Written problem:
Which lines hold the word "ylabel"? Copy each of them.

[Records from a data collection]
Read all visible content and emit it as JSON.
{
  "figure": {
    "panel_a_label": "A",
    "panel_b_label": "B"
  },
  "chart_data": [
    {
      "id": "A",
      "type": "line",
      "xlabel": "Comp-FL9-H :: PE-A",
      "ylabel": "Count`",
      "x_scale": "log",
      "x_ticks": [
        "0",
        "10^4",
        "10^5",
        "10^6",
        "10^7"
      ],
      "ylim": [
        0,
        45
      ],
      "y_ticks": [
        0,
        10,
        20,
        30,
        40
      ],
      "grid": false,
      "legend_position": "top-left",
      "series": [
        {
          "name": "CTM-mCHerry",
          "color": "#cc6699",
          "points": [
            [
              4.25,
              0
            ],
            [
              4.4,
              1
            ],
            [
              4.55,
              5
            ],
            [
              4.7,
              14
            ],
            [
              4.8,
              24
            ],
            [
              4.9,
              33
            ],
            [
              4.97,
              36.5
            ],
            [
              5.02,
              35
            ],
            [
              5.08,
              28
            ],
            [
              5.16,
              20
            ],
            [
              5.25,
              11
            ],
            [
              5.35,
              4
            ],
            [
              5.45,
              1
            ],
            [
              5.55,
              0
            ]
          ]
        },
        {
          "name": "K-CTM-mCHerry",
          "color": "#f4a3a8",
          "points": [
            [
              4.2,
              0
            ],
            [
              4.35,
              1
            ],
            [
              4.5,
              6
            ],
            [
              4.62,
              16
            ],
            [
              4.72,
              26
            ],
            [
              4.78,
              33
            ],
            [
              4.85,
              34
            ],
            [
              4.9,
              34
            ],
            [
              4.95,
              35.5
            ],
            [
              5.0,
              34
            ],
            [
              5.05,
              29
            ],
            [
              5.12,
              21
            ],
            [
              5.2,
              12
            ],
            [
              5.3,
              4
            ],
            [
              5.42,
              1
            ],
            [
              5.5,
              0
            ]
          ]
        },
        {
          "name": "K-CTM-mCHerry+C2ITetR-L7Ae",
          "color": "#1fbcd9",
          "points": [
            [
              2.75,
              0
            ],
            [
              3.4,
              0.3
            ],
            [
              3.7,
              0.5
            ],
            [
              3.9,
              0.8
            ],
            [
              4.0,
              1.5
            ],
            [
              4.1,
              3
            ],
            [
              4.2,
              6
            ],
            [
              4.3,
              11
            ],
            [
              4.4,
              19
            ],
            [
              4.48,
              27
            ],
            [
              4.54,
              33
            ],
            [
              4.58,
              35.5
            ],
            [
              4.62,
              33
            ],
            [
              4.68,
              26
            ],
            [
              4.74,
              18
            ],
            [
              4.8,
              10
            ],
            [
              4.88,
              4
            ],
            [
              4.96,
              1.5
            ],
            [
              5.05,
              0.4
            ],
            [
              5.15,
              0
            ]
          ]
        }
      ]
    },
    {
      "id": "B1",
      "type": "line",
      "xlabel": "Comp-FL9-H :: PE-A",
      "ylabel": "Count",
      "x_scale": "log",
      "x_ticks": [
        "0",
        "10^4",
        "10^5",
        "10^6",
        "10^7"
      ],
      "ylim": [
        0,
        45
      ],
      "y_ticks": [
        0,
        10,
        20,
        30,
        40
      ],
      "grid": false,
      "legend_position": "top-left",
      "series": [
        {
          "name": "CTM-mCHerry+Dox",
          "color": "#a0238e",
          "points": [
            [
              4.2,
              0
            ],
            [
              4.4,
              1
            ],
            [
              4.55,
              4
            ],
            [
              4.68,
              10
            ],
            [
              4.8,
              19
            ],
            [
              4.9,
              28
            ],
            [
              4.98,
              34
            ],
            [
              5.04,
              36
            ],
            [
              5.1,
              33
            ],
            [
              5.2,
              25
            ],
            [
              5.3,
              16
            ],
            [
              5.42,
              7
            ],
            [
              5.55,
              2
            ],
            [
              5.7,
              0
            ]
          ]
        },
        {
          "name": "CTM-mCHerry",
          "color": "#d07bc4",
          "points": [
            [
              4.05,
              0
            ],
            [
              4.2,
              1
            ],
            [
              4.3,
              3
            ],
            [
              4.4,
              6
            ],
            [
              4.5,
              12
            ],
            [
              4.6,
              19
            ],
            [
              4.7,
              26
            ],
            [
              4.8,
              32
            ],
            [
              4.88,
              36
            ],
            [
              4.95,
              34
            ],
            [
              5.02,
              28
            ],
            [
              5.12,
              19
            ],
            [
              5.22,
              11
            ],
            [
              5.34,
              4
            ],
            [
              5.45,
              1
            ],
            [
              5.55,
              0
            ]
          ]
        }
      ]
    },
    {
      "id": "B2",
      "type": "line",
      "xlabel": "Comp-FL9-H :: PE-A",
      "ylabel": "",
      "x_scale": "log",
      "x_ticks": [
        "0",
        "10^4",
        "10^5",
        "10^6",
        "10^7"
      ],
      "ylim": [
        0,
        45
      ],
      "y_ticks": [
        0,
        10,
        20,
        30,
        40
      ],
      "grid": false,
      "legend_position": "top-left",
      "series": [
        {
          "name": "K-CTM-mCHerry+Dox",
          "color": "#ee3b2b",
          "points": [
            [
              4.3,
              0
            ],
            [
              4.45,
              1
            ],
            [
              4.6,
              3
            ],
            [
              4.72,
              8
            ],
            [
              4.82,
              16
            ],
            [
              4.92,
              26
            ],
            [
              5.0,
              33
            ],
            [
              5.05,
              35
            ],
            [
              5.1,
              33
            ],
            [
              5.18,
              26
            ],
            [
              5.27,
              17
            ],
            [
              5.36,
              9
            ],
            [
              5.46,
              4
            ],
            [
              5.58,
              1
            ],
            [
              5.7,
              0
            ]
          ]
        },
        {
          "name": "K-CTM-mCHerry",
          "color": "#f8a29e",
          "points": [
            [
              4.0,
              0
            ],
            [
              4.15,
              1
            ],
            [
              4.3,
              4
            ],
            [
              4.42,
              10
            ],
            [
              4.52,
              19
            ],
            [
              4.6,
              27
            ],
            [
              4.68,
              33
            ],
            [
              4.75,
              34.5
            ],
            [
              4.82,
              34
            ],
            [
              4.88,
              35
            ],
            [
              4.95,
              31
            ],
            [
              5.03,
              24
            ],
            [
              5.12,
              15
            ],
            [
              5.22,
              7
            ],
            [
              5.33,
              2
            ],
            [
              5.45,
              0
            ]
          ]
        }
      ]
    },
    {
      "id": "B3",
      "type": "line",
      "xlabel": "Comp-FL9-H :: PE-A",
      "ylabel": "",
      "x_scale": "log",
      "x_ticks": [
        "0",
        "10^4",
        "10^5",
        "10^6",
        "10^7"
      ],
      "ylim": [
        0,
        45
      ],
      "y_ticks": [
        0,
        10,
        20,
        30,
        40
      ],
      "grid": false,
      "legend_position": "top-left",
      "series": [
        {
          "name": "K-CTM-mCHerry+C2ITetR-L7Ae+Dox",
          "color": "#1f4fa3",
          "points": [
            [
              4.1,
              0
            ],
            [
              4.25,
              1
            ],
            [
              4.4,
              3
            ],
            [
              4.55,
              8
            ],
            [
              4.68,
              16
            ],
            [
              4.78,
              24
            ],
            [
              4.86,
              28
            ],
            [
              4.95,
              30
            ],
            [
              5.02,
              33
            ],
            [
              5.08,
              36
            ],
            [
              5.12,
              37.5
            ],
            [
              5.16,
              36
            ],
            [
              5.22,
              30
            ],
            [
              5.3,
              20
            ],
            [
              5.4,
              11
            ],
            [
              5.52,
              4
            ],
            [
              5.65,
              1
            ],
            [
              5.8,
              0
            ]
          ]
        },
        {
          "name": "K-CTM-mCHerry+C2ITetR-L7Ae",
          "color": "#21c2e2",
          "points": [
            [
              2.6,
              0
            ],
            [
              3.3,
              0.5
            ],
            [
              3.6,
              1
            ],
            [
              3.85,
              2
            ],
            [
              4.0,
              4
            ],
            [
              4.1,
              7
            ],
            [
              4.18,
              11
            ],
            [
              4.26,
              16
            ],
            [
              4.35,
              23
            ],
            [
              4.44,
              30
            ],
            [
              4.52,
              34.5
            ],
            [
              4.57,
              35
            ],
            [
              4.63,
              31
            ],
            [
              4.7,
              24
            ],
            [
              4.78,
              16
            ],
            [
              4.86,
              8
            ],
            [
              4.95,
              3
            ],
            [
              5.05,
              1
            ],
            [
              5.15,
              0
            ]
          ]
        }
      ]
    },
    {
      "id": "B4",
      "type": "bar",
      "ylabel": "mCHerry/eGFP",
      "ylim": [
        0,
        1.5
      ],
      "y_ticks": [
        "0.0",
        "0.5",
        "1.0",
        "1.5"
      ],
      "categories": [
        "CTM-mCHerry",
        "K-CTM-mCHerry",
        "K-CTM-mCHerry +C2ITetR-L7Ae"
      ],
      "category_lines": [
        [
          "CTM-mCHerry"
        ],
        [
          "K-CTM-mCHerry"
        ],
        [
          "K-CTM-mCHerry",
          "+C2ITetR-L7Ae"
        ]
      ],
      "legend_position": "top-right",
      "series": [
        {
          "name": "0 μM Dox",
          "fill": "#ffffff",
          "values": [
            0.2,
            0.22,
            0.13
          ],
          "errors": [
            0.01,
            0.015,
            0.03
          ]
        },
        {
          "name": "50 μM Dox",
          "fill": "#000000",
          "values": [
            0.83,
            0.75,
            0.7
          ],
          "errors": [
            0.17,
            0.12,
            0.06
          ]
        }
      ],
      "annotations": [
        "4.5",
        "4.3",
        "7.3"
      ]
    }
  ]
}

Output for this task:
      "ylabel": "Count`",
      "ylabel": "Count",
      "ylabel": "",
      "ylabel": "",
      "ylabel": "mCHerry/eGFP",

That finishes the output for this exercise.